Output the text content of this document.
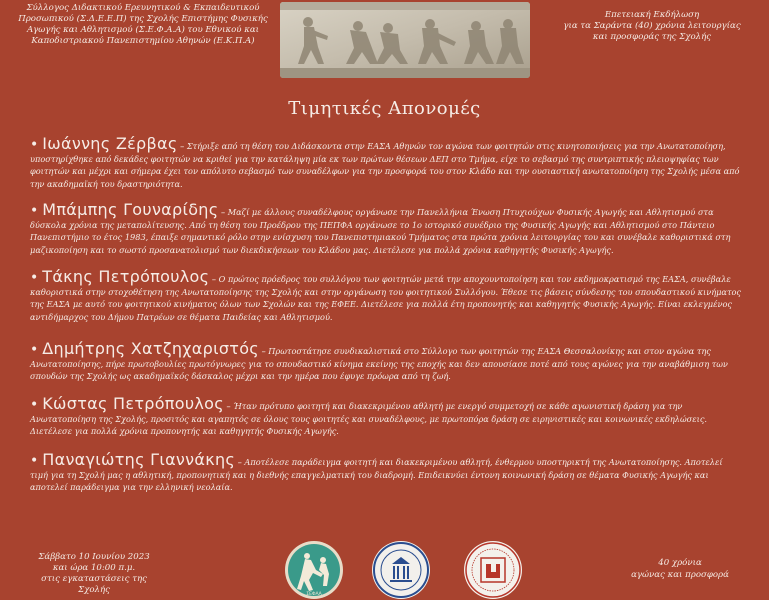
Σύλλογος Διδακτικού Ερευνητικού & Εκπαιδευτικού
Προσωπικού (Σ.Δ.Ε.Ε.Π) της Σχολής Επιστήμης Φυσικής
Αγωγής και Αθλητισμού (Σ.Ε.Φ.Α.Α) του Εθνικού και
Καποδιστριακού Πανεπιστημίου Αθηνών (Ε.Κ.Π.Α)
Επετειακή Εκδήλωση
για τα Σαράντα (40) χρόνια λειτουργίας
και προσφοράς της Σχολής
Τιμητικές Απονομές
• Ιωάννης Ζέρβας – Στήριξε από τη θέση του Διδάσκοντα στην ΕΑΣΑ Αθηνών τον αγώνα των φοιτητών στις κινητοποιήσεις για την Ανωτατοποίηση, υποστηρίχθηκε από δεκάδες φοιτητών να κριθεί για την κατάληψη μία εκ των πρώτων θέσεων ΔΕΠ στο Τμήμα, είχε το σεβασμό της συντριπτικής πλειοψηφίας των φοιτητών και μέχρι και σήμερα έχει τον απόλυτο σεβασμό των συναδέλφων για την προσφορά του στον Κλάδο και την ουσιαστική ανωτατοποίηση της Σχολής μέσα από την ακαδημαϊκή του δραστηριότητα.
• Μπάμπης Γουναρίδης – Μαζί με άλλους συναδέλφους οργάνωσε την Πανελλήνια Ένωση Πτυχιούχων Φυσικής Αγωγής και Αθλητισμού στα δύσκολα χρόνια της μεταπολίτευσης. Από τη θέση του Προέδρου της ΠΕΠΦΑ οργάνωσε το 1ο ιστορικό συνέδριο της Φυσικής Αγωγής και Αθλητισμού στο Πάντειο Πανεπιστήμιο το έτος 1983, έπαιξε σημαντικό ρόλο στην ενίσχυση του Πανεπιστημιακού Τμήματος στα πρώτα χρόνια λειτουργίας του και συνέβαλε καθοριστικά στη μαζικοποίηση και το σωστό προσανατολισμό των διεκδικήσεων του Κλάδου μας. Διετέλεσε για πολλά χρόνια καθηγητής Φυσικής Αγωγής.
• Τάκης Πετρόπουλος – Ο πρώτος πρόεδρος του συλλόγου των φοιτητών μετά την αποχουντοποίηση και τον εκδημοκρατισμό της ΕΑΣΑ, συνέβαλε καθοριστικά στην στοχοθέτηση της Ανωτατοποίησης της Σχολής και στην οργάνωση του φοιτητικού Συλλόγου. Έθεσε τις βάσεις σύνδεσης του σπουδαστικού κινήματος της ΕΑΣΑ με αυτό του φοιτητικού κινήματος όλων των Σχολών και της ΕΦΕΕ. Διετέλεσε για πολλά έτη προπονητής και καθηγητής Φυσικής Αγωγής. Είναι εκλεγμένος αντιδήμαρχος του Δήμου Πατρέων σε θέματα Παιδείας και Αθλητισμού.
• Δημήτρης Χατζηχαριστός – Πρωτοστάτησε συνδικαλιστικά στο Σύλλογο των φοιτητών της ΕΑΣΑ Θεσσαλονίκης και στον αγώνα της Ανωτατοποίησης, πήρε πρωτοβουλίες πρωτόγνωρες για το σπουδαστικό κίνημα εκείνης της εποχής και δεν απουσίασε ποτέ από τους αγώνες για την αναβάθμιση των σπουδών της Σχολής ως ακαδημαϊκός δάσκαλος μέχρι και την ημέρα που έφυγε πρόωρα από τη ζωή.
• Κώστας Πετρόπουλος – Ήταν πρότυπο φοιτητή και διακεκριμένου αθλητή με ενεργό συμμετοχή σε κάθε αγωνιστική δράση για την Ανωτατοποίηση της Σχολής, προσιτός και αγαπητός σε όλους τους φοιτητές και συναδέλφους, με πρωτοπόρα δράση σε ειρηνιστικές και κοινωνικές εκδηλώσεις. Διετέλεσε για πολλά χρόνια προπονητής και καθηγητής Φυσικής Αγωγής.
• Παναγιώτης Γιαννάκης – Αποτέλεσε παράδειγμα φοιτητή και διακεκριμένου αθλητή, ένθερμου υποστηρικτή της Ανωτατοποίησης. Αποτελεί τιμή για τη Σχολή μας η αθλητική, προπονητική και η διεθνής επαγγελματική του διαδρομή. Επιδεικνύει έντονη κοινωνική δράση σε θέματα Φυσικής Αγωγής και αποτελεί παράδειγμα για την ελληνική νεολαία.
Σάββατο 10 Ιουνίου 2023
και ώρα 10:00 π.μ.
στις εγκαταστάσεις της Σχολής	ΣΕΦΑΑ
40 χρόνια
αγώνας και προσφορά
---*---
• **Work required**:
Using the records above, retype everything exactly except the pictures.

• **Answer to the task**:
Output the text content of this document.
Σύλλογος Διδακτικού Ερευνητικού & Εκπαιδευτικού
Προσωπικού (Σ.Δ.Ε.Ε.Π) της Σχολής Επιστήμης Φυσικής
Αγωγής και Αθλητισμού (Σ.Ε.Φ.Α.Α) του Εθνικού και
Καποδιστριακού Πανεπιστημίου Αθηνών (Ε.Κ.Π.Α)
Επετειακή Εκδήλωση
για τα Σαράντα (40) χρόνια λειτουργίας
και προσφοράς της Σχολής
Τιμητικές Απονομές
• Ιωάννης Ζέρβας – Στήριξε από τη θέση του Διδάσκοντα στην ΕΑΣΑ Αθηνών τον αγώνα των φοιτητών στις κινητοποιήσεις για την Ανωτατοποίηση, υποστηρίχθηκε από δεκάδες φοιτητών να κριθεί για την κατάληψη μία εκ των πρώτων θέσεων ΔΕΠ στο Τμήμα, είχε το σεβασμό της συντριπτικής πλειοψηφίας των φοιτητών και μέχρι και σήμερα έχει τον απόλυτο σεβασμό των συναδέλφων για την προσφορά του στον Κλάδο και την ουσιαστική ανωτατοποίηση της Σχολής μέσα από την ακαδημαϊκή του δραστηριότητα.
• Μπάμπης Γουναρίδης – Μαζί με άλλους συναδέλφους οργάνωσε την Πανελλήνια Ένωση Πτυχιούχων Φυσικής Αγωγής και Αθλητισμού στα δύσκολα χρόνια της μεταπολίτευσης. Από τη θέση του Προέδρου της ΠΕΠΦΑ οργάνωσε το 1ο ιστορικό συνέδριο της Φυσικής Αγωγής και Αθλητισμού στο Πάντειο Πανεπιστήμιο το έτος 1983, έπαιξε σημαντικό ρόλο στην ενίσχυση του Πανεπιστημιακού Τμήματος στα πρώτα χρόνια λειτουργίας του και συνέβαλε καθοριστικά στη μαζικοποίηση και το σωστό προσανατολισμό των διεκδικήσεων του Κλάδου μας. Διετέλεσε για πολλά χρόνια καθηγητής Φυσικής Αγωγής.
• Τάκης Πετρόπουλος – Ο πρώτος πρόεδρος του συλλόγου των φοιτητών μετά την αποχουντοποίηση και τον εκδημοκρατισμό της ΕΑΣΑ, συνέβαλε καθοριστικά στην στοχοθέτηση της Ανωτατοποίησης της Σχολής και στην οργάνωση του φοιτητικού Συλλόγου. Έθεσε τις βάσεις σύνδεσης του σπουδαστικού κινήματος της ΕΑΣΑ με αυτό του φοιτητικού κινήματος όλων των Σχολών και της ΕΦΕΕ. Διετέλεσε για πολλά έτη προπονητής και καθηγητής Φυσικής Αγωγής. Είναι εκλεγμένος αντιδήμαρχος του Δήμου Πατρέων σε θέματα Παιδείας και Αθλητισμού.
• Δημήτρης Χατζηχαριστός – Πρωτοστάτησε συνδικαλιστικά στο Σύλλογο των φοιτητών της ΕΑΣΑ Θεσσαλονίκης και στον αγώνα της Ανωτατοποίησης, πήρε πρωτοβουλίες πρωτόγνωρες για το σπουδαστικό κίνημα εκείνης της εποχής και δεν απουσίασε ποτέ από τους αγώνες για την αναβάθμιση των σπουδών της Σχολής ως ακαδημαϊκός δάσκαλος μέχρι και την ημέρα που έφυγε πρόωρα από τη ζωή.
• Κώστας Πετρόπουλος – Ήταν πρότυπο φοιτητή και διακεκριμένου αθλητή με ενεργό συμμετοχή σε κάθε αγωνιστική δράση για την Ανωτατοποίηση της Σχολής, προσιτός και αγαπητός σε όλους τους φοιτητές και συναδέλφους, με πρωτοπόρα δράση σε ειρηνιστικές και κοινωνικές εκδηλώσεις. Διετέλεσε για πολλά χρόνια προπονητής και καθηγητής Φυσικής Αγωγής.
• Παναγιώτης Γιαννάκης – Αποτέλεσε παράδειγμα φοιτητή και διακεκριμένου αθλητή, ένθερμου υποστηρικτή της Ανωτατοποίησης. Αποτελεί τιμή για τη Σχολή μας η αθλητική, προπονητική και η διεθνής επαγγελματική του διαδρομή. Επιδεικνύει έντονη κοινωνική δράση σε θέματα Φυσικής Αγωγής και αποτελεί παράδειγμα για την ελληνική νεολαία.
Σάββατο 10 Ιουνίου 2023
και ώρα 10:00 π.μ.
στις εγκαταστάσεις της Σχολής	ΣΕΦΑΑ
40 χρόνια
αγώνας και προσφορά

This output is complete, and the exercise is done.